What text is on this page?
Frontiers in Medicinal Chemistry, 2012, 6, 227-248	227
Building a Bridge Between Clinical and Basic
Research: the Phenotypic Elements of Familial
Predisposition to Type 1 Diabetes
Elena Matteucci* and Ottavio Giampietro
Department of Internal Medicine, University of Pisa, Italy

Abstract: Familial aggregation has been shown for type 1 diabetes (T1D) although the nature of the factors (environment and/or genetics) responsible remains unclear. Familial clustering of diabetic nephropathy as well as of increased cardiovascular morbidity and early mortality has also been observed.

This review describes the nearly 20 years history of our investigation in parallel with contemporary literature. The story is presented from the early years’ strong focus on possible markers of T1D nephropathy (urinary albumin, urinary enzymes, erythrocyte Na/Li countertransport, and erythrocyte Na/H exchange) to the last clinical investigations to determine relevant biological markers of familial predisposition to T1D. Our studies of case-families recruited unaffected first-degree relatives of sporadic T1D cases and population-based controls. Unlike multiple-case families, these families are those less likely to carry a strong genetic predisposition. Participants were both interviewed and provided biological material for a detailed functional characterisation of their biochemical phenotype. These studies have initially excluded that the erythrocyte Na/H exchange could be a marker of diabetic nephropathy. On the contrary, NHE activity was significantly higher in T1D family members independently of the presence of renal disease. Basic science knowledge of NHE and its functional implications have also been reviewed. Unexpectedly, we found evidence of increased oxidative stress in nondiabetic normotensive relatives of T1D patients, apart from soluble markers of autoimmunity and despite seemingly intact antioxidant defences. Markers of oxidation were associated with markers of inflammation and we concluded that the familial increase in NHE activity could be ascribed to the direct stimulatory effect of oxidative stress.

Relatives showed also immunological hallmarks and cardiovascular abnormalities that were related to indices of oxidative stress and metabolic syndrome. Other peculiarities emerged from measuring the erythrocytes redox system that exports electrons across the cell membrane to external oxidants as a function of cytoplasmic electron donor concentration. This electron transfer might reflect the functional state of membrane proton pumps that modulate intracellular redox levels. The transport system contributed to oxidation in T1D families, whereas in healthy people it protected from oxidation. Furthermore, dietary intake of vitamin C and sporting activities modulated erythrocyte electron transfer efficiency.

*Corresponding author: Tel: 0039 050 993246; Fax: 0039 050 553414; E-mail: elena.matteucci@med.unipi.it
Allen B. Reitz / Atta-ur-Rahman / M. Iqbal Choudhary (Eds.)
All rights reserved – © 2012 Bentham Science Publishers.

──────────────────────────────

--- EXERCISE INSTRUCTIONS ---
Your task is to repeat the data exactly, with nothing left out.

--- OUTPUT BELOW ---
What text is on this page?
Frontiers in Medicinal Chemistry, 2012, 6, 227-248	227
Building a Bridge Between Clinical and Basic
Research: the Phenotypic Elements of Familial
Predisposition to Type 1 Diabetes
Elena Matteucci* and Ottavio Giampietro
Department of Internal Medicine, University of Pisa, Italy

Abstract: Familial aggregation has been shown for type 1 diabetes (T1D) although the nature of the factors (environment and/or genetics) responsible remains unclear. Familial clustering of diabetic nephropathy as well as of increased cardiovascular morbidity and early mortality has also been observed.

This review describes the nearly 20 years history of our investigation in parallel with contemporary literature. The story is presented from the early years’ strong focus on possible markers of T1D nephropathy (urinary albumin, urinary enzymes, erythrocyte Na/Li countertransport, and erythrocyte Na/H exchange) to the last clinical investigations to determine relevant biological markers of familial predisposition to T1D. Our studies of case-families recruited unaffected first-degree relatives of sporadic T1D cases and population-based controls. Unlike multiple-case families, these families are those less likely to carry a strong genetic predisposition. Participants were both interviewed and provided biological material for a detailed functional characterisation of their biochemical phenotype. These studies have initially excluded that the erythrocyte Na/H exchange could be a marker of diabetic nephropathy. On the contrary, NHE activity was significantly higher in T1D family members independently of the presence of renal disease. Basic science knowledge of NHE and its functional implications have also been reviewed. Unexpectedly, we found evidence of increased oxidative stress in nondiabetic normotensive relatives of T1D patients, apart from soluble markers of autoimmunity and despite seemingly intact antioxidant defences. Markers of oxidation were associated with markers of inflammation and we concluded that the familial increase in NHE activity could be ascribed to the direct stimulatory effect of oxidative stress.

Relatives showed also immunological hallmarks and cardiovascular abnormalities that were related to indices of oxidative stress and metabolic syndrome. Other peculiarities emerged from measuring the erythrocytes redox system that exports electrons across the cell membrane to external oxidants as a function of cytoplasmic electron donor concentration. This electron transfer might reflect the functional state of membrane proton pumps that modulate intracellular redox levels. The transport system contributed to oxidation in T1D families, whereas in healthy people it protected from oxidation. Furthermore, dietary intake of vitamin C and sporting activities modulated erythrocyte electron transfer efficiency.

*Corresponding author: Tel: 0039 050 993246; Fax: 0039 050 553414; E-mail: elena.matteucci@med.unipi.it
Allen B. Reitz / Atta-ur-Rahman / M. Iqbal Choudhary (Eds.)
All rights reserved – © 2012 Bentham Science Publishers.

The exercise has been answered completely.